##### Records provided

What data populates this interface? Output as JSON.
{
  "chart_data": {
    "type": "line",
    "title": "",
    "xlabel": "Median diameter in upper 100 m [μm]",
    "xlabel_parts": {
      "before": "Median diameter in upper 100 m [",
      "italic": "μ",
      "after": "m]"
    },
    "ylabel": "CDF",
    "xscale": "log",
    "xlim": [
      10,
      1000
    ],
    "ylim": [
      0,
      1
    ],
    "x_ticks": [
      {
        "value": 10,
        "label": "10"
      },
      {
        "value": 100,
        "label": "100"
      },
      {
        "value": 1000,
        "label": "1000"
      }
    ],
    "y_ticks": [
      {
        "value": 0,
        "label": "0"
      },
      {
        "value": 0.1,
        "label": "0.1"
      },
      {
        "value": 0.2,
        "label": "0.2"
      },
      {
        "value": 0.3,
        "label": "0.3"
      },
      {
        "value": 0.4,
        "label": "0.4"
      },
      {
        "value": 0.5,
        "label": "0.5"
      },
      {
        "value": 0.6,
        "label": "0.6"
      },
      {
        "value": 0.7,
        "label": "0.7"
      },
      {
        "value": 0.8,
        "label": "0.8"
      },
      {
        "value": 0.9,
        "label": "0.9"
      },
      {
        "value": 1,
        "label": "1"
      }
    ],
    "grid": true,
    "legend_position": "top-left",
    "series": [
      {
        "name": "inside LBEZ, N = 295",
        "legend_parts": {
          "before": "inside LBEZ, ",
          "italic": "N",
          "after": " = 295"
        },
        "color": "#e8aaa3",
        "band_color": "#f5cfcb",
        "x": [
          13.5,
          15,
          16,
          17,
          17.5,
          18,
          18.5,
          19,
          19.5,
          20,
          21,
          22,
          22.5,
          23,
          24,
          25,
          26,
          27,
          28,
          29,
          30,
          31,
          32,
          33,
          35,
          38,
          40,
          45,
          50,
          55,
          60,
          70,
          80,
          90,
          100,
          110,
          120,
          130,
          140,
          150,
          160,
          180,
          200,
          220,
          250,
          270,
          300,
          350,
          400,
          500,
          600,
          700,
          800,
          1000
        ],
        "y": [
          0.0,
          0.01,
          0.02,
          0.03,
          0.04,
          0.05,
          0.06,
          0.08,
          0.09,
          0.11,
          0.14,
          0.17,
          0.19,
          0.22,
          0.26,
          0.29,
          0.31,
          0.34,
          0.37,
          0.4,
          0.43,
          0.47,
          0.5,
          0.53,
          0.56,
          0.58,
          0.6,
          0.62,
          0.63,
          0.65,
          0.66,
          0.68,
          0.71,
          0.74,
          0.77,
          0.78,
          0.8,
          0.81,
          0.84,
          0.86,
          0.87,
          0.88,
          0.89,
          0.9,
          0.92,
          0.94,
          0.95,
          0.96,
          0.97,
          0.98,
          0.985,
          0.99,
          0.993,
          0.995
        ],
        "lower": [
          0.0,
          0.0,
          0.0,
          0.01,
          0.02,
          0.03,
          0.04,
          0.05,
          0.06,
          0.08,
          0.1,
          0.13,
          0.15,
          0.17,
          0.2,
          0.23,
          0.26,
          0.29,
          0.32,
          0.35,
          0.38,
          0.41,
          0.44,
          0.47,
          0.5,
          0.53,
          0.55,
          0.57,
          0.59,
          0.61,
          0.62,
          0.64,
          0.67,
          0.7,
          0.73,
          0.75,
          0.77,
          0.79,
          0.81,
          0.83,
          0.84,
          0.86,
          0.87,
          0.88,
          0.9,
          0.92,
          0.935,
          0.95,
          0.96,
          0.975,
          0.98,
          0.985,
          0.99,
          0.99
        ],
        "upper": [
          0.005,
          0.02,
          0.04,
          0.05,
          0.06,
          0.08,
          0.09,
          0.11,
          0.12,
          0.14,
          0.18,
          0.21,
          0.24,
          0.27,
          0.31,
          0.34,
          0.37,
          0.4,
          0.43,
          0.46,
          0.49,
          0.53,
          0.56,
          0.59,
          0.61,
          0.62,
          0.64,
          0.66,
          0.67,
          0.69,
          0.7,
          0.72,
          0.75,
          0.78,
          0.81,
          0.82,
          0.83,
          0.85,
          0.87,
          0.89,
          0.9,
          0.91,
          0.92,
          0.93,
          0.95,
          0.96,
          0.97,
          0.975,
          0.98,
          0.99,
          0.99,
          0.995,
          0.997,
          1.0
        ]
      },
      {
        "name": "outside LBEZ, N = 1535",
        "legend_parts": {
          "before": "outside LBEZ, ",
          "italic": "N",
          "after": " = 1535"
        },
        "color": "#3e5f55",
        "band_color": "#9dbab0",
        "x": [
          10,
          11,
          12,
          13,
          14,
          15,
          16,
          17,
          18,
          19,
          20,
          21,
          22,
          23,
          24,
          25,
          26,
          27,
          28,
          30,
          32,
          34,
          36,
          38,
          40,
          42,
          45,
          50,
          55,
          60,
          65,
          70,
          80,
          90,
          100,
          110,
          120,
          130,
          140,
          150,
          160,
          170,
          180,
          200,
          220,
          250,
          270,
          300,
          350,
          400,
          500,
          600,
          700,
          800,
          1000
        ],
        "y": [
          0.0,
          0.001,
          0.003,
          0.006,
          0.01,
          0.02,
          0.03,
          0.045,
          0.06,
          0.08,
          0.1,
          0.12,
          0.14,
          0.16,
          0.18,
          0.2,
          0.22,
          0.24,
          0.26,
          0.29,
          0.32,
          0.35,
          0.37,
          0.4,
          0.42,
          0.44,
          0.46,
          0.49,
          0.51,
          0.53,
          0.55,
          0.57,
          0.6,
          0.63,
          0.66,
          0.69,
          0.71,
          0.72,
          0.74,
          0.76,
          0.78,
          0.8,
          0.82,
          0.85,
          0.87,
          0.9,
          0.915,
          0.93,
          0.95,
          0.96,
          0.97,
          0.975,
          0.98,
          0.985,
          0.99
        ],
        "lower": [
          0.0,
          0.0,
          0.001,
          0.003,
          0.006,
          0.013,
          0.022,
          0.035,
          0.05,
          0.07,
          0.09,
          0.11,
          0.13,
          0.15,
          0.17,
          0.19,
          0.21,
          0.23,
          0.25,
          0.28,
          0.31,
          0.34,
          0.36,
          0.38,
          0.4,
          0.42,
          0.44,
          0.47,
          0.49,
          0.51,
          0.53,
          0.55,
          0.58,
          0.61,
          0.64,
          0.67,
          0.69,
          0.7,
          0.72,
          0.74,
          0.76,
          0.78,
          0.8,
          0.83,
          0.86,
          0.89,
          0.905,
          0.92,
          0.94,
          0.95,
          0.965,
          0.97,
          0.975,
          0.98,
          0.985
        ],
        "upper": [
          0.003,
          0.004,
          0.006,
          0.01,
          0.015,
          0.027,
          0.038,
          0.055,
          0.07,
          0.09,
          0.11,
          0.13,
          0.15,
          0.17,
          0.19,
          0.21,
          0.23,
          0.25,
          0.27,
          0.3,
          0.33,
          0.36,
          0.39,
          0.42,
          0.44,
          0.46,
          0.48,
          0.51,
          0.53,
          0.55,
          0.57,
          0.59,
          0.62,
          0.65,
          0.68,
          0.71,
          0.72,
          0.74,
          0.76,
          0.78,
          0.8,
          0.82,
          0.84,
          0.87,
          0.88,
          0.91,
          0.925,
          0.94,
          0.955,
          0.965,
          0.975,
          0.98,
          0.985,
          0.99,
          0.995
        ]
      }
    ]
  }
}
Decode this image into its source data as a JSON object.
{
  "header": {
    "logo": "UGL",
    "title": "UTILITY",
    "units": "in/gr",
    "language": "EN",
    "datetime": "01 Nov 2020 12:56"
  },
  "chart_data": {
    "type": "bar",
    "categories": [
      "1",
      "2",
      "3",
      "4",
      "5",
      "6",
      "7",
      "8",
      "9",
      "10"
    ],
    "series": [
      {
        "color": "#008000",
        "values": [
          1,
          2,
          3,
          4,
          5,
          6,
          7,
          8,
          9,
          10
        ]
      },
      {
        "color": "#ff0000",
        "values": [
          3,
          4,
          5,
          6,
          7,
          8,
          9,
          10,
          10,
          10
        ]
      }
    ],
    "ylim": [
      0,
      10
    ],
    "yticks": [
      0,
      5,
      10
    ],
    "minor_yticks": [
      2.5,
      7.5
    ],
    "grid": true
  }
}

##########

§ **Task**: All lines from the line containing "Decode this image" through the end of the listing above are to be duplicated exactly; include both ends and nothing further.

§ **Task solution**:
Decode this image into its source data as a JSON object.
{
  "header": {
    "logo": "UGL",
    "title": "UTILITY",
    "units": "in/gr",
    "language": "EN",
    "datetime": "01 Nov 2020 12:56"
  },
  "chart_data": {
    "type": "bar",
    "categories": [
      "1",
      "2",
      "3",
      "4",
      "5",
      "6",
      "7",
      "8",
      "9",
      "10"
    ],
    "series": [
      {
        "color": "#008000",
        "values": [
          1,
          2,
          3,
          4,
          5,
          6,
          7,
          8,
          9,
          10
        ]
      },
      {
        "color": "#ff0000",
        "values": [
          3,
          4,
          5,
          6,
          7,
          8,
          9,
          10,
          10,
          10
        ]
      }
    ],
    "ylim": [
      0,
      10
    ],
    "yticks": [
      0,
      5,
      10
    ],
    "minor_yticks": [
      2.5,
      7.5
    ],
    "grid": true
  }
}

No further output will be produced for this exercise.